== WHAT THE EXERCISE ASKS ==
Output each entry that follows exactly. Images stay out.
── RECORDS FOR THIS EXERCISE
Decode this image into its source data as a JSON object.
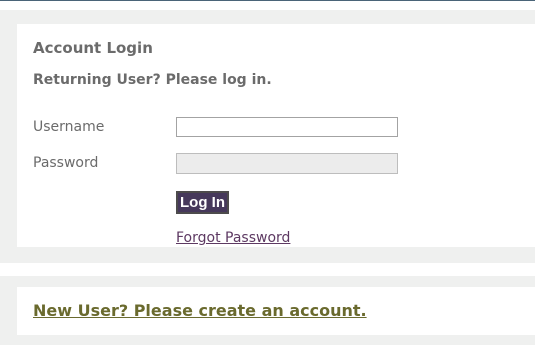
{
  "login": {
    "title": "Account Login",
    "subtitle": "Returning User? Please log in.",
    "username_label": "Username",
    "username_value": "",
    "password_label": "Password",
    "password_value": "",
    "submit_label": "Log In",
    "forgot_password_label": "Forgot Password"
  },
  "new_user": {
    "link_label": "New User? Please create an account."
  },
  "colors": {
    "panel_background": "#eff0ef",
    "text_gray": "#6b6b6b",
    "button_background": "#46385b",
    "forgot_link": "#5d3962",
    "new_user_link": "#6a6a2e"
  }
}
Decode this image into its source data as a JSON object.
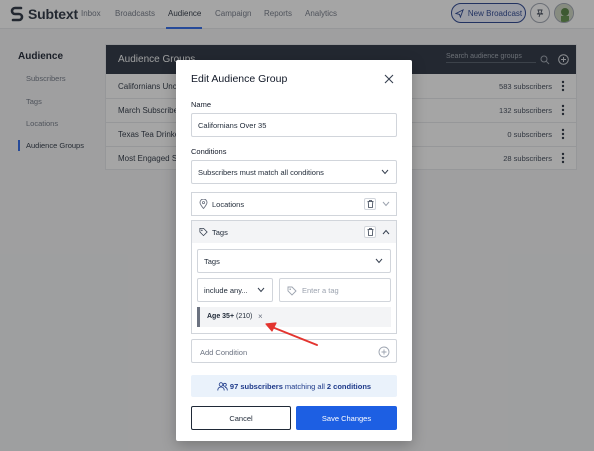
────
== FULL SOLUTION ==
Decode this image into its source data as a JSON object.
{
  "login": {
    "title": "Account Login",
    "subtitle": "Returning User? Please log in.",
    "username_label": "Username",
    "username_value": "",
    "password_label": "Password",
    "password_value": "",
    "submit_label": "Log In",
    "forgot_password_label": "Forgot Password"
  },
  "new_user": {
    "link_label": "New User? Please create an account."
  },
  "colors": {
    "panel_background": "#eff0ef",
    "text_gray": "#6b6b6b",
    "button_background": "#46385b",
    "forgot_link": "#5d3962",
    "new_user_link": "#6a6a2e"
  }
}
Decode this image into its source data as a JSON object.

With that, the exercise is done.